Stored rows =
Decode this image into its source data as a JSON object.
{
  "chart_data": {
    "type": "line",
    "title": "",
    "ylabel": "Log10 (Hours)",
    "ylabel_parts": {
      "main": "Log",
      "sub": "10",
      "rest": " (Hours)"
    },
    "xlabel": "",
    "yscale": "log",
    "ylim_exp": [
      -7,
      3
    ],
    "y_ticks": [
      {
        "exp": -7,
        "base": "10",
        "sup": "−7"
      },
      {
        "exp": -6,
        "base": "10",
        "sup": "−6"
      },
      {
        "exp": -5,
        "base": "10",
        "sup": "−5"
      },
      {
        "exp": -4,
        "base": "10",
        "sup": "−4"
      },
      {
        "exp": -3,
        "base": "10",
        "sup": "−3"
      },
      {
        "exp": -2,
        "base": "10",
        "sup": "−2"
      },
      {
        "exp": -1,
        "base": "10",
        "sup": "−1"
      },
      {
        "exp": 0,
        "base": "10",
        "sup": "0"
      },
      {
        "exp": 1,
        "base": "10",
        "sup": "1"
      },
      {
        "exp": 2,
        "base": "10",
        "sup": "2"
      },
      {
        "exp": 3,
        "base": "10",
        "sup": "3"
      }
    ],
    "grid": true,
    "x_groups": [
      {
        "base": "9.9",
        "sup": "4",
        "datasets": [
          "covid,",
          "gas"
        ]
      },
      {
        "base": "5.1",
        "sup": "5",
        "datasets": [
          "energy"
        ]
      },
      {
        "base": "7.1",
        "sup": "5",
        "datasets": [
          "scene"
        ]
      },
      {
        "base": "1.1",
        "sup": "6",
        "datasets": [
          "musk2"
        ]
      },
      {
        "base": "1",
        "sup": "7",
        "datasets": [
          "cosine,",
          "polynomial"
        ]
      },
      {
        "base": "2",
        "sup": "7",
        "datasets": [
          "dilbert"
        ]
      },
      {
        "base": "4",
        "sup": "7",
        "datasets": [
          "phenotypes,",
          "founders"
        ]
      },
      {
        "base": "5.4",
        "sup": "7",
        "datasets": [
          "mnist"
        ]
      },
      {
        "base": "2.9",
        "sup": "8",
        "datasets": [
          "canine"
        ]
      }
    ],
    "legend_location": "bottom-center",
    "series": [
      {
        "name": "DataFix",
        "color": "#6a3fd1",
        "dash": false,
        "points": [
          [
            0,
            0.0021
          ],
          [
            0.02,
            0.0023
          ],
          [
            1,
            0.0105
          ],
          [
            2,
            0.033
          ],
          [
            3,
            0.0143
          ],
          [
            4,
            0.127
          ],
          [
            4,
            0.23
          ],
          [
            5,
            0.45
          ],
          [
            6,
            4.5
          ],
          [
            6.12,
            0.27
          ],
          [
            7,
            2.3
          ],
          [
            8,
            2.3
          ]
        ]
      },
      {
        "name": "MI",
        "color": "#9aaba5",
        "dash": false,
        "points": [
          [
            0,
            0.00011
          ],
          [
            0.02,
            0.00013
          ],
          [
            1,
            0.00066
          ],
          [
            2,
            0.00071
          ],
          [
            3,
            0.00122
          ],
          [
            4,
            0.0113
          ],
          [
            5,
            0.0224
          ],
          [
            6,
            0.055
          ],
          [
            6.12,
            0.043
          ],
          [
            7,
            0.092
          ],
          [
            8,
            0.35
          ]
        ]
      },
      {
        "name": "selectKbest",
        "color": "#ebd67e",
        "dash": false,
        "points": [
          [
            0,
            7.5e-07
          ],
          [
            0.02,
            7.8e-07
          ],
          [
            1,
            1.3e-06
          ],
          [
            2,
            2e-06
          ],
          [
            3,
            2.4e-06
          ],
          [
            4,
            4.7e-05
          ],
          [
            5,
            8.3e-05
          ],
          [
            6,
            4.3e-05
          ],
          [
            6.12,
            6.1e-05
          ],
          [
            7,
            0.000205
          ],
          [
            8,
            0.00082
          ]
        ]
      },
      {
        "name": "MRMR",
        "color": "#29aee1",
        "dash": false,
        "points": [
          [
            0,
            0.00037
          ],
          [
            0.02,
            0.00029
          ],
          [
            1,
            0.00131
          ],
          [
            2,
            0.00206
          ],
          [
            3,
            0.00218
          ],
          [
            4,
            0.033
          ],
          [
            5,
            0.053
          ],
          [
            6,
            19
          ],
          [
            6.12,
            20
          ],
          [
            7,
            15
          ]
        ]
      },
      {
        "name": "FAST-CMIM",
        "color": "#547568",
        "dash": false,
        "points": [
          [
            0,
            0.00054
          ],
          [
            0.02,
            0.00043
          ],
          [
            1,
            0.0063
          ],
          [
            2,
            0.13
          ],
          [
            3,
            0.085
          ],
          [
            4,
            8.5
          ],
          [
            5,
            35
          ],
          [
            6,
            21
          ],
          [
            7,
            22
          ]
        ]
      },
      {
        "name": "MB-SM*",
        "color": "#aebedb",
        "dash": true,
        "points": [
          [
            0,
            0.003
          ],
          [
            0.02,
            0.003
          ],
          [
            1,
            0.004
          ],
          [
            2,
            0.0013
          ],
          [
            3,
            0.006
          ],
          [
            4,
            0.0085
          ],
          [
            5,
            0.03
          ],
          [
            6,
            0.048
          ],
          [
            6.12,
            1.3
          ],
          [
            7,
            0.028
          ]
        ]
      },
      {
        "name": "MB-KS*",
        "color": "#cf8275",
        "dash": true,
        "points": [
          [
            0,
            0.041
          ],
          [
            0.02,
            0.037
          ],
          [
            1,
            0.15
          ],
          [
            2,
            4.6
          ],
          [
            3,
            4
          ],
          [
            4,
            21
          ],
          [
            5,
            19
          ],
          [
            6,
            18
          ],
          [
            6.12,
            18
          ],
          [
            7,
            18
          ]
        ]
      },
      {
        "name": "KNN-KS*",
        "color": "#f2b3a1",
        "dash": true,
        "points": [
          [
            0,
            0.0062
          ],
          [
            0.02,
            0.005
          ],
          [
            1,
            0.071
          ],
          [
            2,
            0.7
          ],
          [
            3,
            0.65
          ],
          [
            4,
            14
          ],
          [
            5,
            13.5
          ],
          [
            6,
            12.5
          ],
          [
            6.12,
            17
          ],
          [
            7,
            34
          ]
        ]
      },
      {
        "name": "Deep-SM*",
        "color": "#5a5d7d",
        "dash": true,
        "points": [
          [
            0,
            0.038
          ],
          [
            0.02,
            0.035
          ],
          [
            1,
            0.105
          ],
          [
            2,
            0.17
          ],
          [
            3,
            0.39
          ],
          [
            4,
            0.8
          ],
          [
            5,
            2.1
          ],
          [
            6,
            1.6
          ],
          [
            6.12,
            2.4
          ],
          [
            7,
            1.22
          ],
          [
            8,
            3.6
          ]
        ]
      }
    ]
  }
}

What to do = For each line above that contains the word "color", copy that line.

Correct response =
        "color": "#6a3fd1",
        "color": "#9aaba5",
        "color": "#ebd67e",
        "color": "#29aee1",
        "color": "#547568",
        "color": "#aebedb",
        "color": "#cf8275",
        "color": "#f2b3a1",
        "color": "#5a5d7d",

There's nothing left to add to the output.